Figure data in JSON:
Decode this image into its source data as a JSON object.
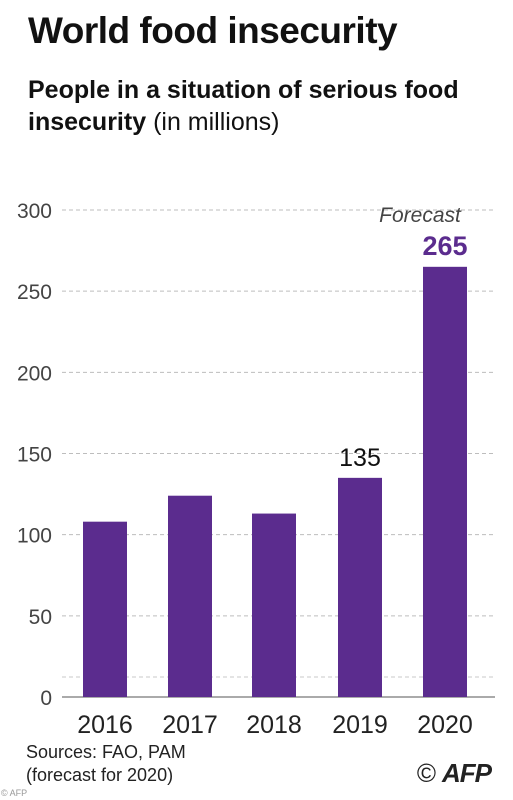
{
  "header": {
    "title": "World food insecurity",
    "subtitle_main": "People in a situation of serious food insecurity",
    "subtitle_unit": "(in millions)"
  },
  "chart_data": {
    "type": "bar",
    "categories": [
      "2016",
      "2017",
      "2018",
      "2019",
      "2020"
    ],
    "values": [
      108,
      124,
      113,
      135,
      265
    ],
    "ylim": [
      0,
      300
    ],
    "yticks": [
      "300",
      "250",
      "200",
      "150",
      "100",
      "50",
      "0"
    ],
    "data_labels": [
      {
        "category": "2019",
        "text": "135"
      },
      {
        "category": "2020",
        "text": "265"
      }
    ],
    "annotation": "Forecast",
    "grid": true,
    "bar_color": "#5b2c8e",
    "highlight_label_color": "#5b2c8e"
  },
  "footer": {
    "sources_line1": "Sources: FAO, PAM",
    "sources_line2": "(forecast for 2020)",
    "copyright": "©",
    "agency": "AFP",
    "watermark": "© AFP"
  }
}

*WHAT THE TASK ASKS*:
Extract the full listing above verbatim; pictures are to be left out of the copy.

*ANSWER TO THE PROBLEM*:
Decode this image into its source data as a JSON object.
{
  "header": {
    "title": "World food insecurity",
    "subtitle_main": "People in a situation of serious food insecurity",
    "subtitle_unit": "(in millions)"
  },
  "chart_data": {
    "type": "bar",
    "categories": [
      "2016",
      "2017",
      "2018",
      "2019",
      "2020"
    ],
    "values": [
      108,
      124,
      113,
      135,
      265
    ],
    "ylim": [
      0,
      300
    ],
    "yticks": [
      "300",
      "250",
      "200",
      "150",
      "100",
      "50",
      "0"
    ],
    "data_labels": [
      {
        "category": "2019",
        "text": "135"
      },
      {
        "category": "2020",
        "text": "265"
      }
    ],
    "annotation": "Forecast",
    "grid": true,
    "bar_color": "#5b2c8e",
    "highlight_label_color": "#5b2c8e"
  },
  "footer": {
    "sources_line1": "Sources: FAO, PAM",
    "sources_line2": "(forecast for 2020)",
    "copyright": "©",
    "agency": "AFP",
    "watermark": "© AFP"
  }
}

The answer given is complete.